Lines of data:
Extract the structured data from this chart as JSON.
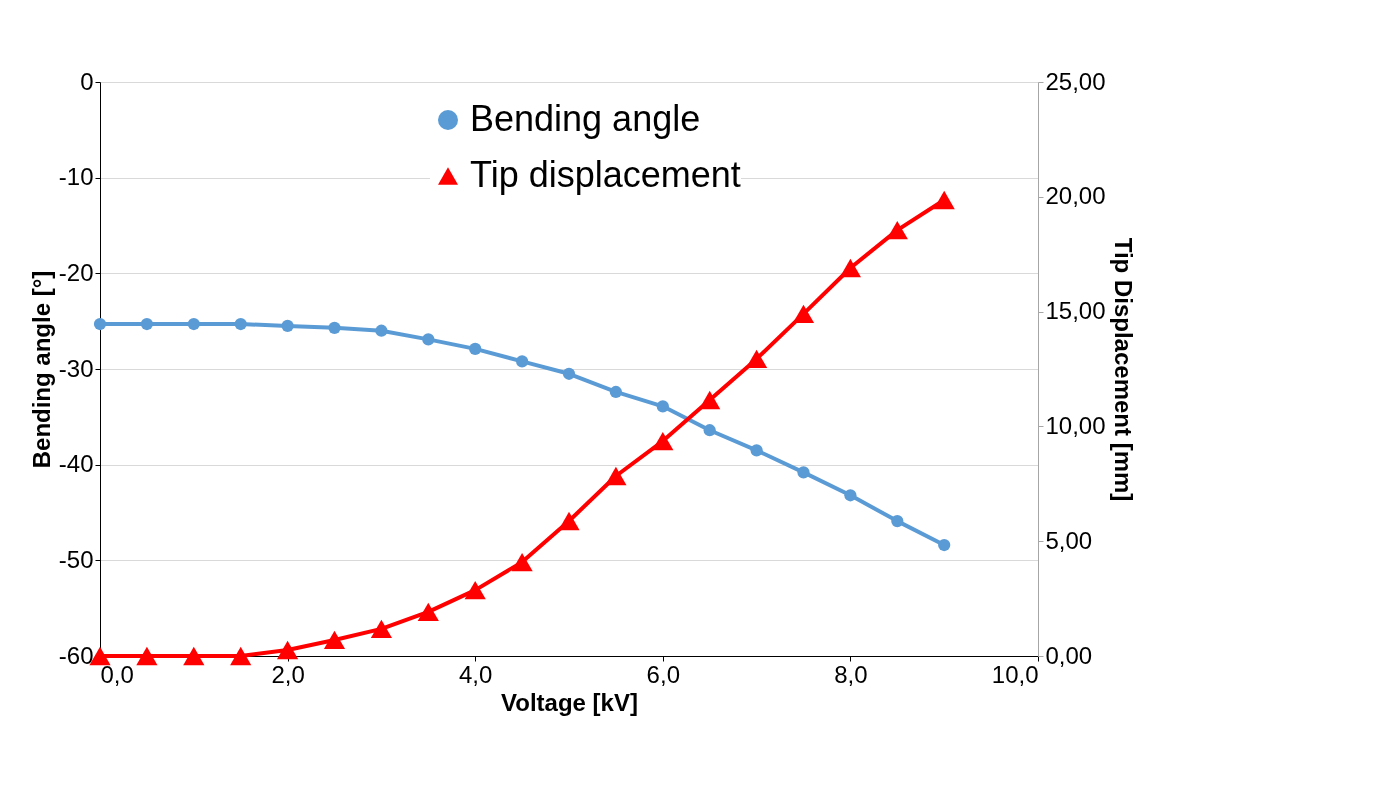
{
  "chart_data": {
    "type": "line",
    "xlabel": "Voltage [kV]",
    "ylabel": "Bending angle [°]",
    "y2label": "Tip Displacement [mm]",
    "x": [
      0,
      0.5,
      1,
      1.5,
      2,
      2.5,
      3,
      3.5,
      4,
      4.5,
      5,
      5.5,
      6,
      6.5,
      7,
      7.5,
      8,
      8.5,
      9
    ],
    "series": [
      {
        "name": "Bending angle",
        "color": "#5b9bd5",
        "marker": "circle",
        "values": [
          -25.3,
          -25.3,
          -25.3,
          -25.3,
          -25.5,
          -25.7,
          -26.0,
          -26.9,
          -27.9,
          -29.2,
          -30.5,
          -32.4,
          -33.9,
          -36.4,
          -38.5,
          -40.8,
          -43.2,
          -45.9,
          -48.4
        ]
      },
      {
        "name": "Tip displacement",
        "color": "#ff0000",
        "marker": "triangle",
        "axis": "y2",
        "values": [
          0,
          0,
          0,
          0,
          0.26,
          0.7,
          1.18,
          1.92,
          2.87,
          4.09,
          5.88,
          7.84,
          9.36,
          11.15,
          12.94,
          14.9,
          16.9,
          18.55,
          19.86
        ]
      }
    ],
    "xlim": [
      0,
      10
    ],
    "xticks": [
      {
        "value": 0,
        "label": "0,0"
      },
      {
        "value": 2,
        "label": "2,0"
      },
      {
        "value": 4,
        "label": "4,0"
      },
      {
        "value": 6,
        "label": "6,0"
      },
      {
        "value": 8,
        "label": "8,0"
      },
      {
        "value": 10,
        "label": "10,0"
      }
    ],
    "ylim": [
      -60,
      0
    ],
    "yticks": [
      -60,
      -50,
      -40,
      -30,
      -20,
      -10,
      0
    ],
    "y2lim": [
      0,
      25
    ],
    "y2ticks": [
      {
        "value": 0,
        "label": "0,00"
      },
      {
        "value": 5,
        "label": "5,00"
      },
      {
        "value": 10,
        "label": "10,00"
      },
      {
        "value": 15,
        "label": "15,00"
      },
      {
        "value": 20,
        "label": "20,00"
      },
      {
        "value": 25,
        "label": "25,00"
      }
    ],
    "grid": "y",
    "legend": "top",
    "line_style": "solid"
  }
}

### Given task
Output the records above exactly as they are, leaving out the pictures.

### The reply
Extract the structured data from this chart as JSON.
{
  "chart_data": {
    "type": "line",
    "xlabel": "Voltage [kV]",
    "ylabel": "Bending angle [°]",
    "y2label": "Tip Displacement [mm]",
    "x": [
      0,
      0.5,
      1,
      1.5,
      2,
      2.5,
      3,
      3.5,
      4,
      4.5,
      5,
      5.5,
      6,
      6.5,
      7,
      7.5,
      8,
      8.5,
      9
    ],
    "series": [
      {
        "name": "Bending angle",
        "color": "#5b9bd5",
        "marker": "circle",
        "values": [
          -25.3,
          -25.3,
          -25.3,
          -25.3,
          -25.5,
          -25.7,
          -26.0,
          -26.9,
          -27.9,
          -29.2,
          -30.5,
          -32.4,
          -33.9,
          -36.4,
          -38.5,
          -40.8,
          -43.2,
          -45.9,
          -48.4
        ]
      },
      {
        "name": "Tip displacement",
        "color": "#ff0000",
        "marker": "triangle",
        "axis": "y2",
        "values": [
          0,
          0,
          0,
          0,
          0.26,
          0.7,
          1.18,
          1.92,
          2.87,
          4.09,
          5.88,
          7.84,
          9.36,
          11.15,
          12.94,
          14.9,
          16.9,
          18.55,
          19.86
        ]
      }
    ],
    "xlim": [
      0,
      10
    ],
    "xticks": [
      {
        "value": 0,
        "label": "0,0"
      },
      {
        "value": 2,
        "label": "2,0"
      },
      {
        "value": 4,
        "label": "4,0"
      },
      {
        "value": 6,
        "label": "6,0"
      },
      {
        "value": 8,
        "label": "8,0"
      },
      {
        "value": 10,
        "label": "10,0"
      }
    ],
    "ylim": [
      -60,
      0
    ],
    "yticks": [
      -60,
      -50,
      -40,
      -30,
      -20,
      -10,
      0
    ],
    "y2lim": [
      0,
      25
    ],
    "y2ticks": [
      {
        "value": 0,
        "label": "0,00"
      },
      {
        "value": 5,
        "label": "5,00"
      },
      {
        "value": 10,
        "label": "10,00"
      },
      {
        "value": 15,
        "label": "15,00"
      },
      {
        "value": 20,
        "label": "20,00"
      },
      {
        "value": 25,
        "label": "25,00"
      }
    ],
    "grid": "y",
    "legend": "top",
    "line_style": "solid"
  }
}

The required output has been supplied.